[Collected data]
☆ ☆ ☆ ☆ ☆ ☆ ☆

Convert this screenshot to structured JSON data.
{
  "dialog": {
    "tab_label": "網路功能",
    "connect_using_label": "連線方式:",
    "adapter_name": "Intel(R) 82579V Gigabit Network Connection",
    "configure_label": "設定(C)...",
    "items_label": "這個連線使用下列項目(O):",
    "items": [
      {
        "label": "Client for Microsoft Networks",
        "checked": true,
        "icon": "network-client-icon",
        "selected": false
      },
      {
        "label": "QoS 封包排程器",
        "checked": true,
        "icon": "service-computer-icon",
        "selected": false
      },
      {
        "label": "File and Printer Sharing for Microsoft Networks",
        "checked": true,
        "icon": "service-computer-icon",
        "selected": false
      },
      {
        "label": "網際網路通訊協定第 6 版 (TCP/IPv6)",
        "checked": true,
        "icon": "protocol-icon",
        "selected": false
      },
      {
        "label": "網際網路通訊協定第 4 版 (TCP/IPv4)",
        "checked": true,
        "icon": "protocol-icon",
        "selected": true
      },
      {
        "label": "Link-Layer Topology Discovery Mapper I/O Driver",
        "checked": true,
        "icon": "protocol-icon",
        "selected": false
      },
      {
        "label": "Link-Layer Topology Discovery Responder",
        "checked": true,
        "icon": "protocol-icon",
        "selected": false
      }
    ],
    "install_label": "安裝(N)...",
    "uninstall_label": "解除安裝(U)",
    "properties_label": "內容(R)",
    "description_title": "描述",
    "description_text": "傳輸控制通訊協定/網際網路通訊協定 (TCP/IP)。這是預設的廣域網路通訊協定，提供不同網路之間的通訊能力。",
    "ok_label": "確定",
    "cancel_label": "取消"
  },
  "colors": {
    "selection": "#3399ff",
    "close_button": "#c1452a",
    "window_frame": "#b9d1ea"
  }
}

☆ ☆ ☆ ☆ ☆ ☆ ☆

▸ **What is being asked**
Give back all the data exactly as written.

▸ **The reply**
Convert this screenshot to structured JSON data.
{
  "dialog": {
    "tab_label": "網路功能",
    "connect_using_label": "連線方式:",
    "adapter_name": "Intel(R) 82579V Gigabit Network Connection",
    "configure_label": "設定(C)...",
    "items_label": "這個連線使用下列項目(O):",
    "items": [
      {
        "label": "Client for Microsoft Networks",
        "checked": true,
        "icon": "network-client-icon",
        "selected": false
      },
      {
        "label": "QoS 封包排程器",
        "checked": true,
        "icon": "service-computer-icon",
        "selected": false
      },
      {
        "label": "File and Printer Sharing for Microsoft Networks",
        "checked": true,
        "icon": "service-computer-icon",
        "selected": false
      },
      {
        "label": "網際網路通訊協定第 6 版 (TCP/IPv6)",
        "checked": true,
        "icon": "protocol-icon",
        "selected": false
      },
      {
        "label": "網際網路通訊協定第 4 版 (TCP/IPv4)",
        "checked": true,
        "icon": "protocol-icon",
        "selected": true
      },
      {
        "label": "Link-Layer Topology Discovery Mapper I/O Driver",
        "checked": true,
        "icon": "protocol-icon",
        "selected": false
      },
      {
        "label": "Link-Layer Topology Discovery Responder",
        "checked": true,
        "icon": "protocol-icon",
        "selected": false
      }
    ],
    "install_label": "安裝(N)...",
    "uninstall_label": "解除安裝(U)",
    "properties_label": "內容(R)",
    "description_title": "描述",
    "description_text": "傳輸控制通訊協定/網際網路通訊協定 (TCP/IP)。這是預設的廣域網路通訊協定，提供不同網路之間的通訊能力。",
    "ok_label": "確定",
    "cancel_label": "取消"
  },
  "colors": {
    "selection": "#3399ff",
    "close_button": "#c1452a",
    "window_frame": "#b9d1ea"
  }
}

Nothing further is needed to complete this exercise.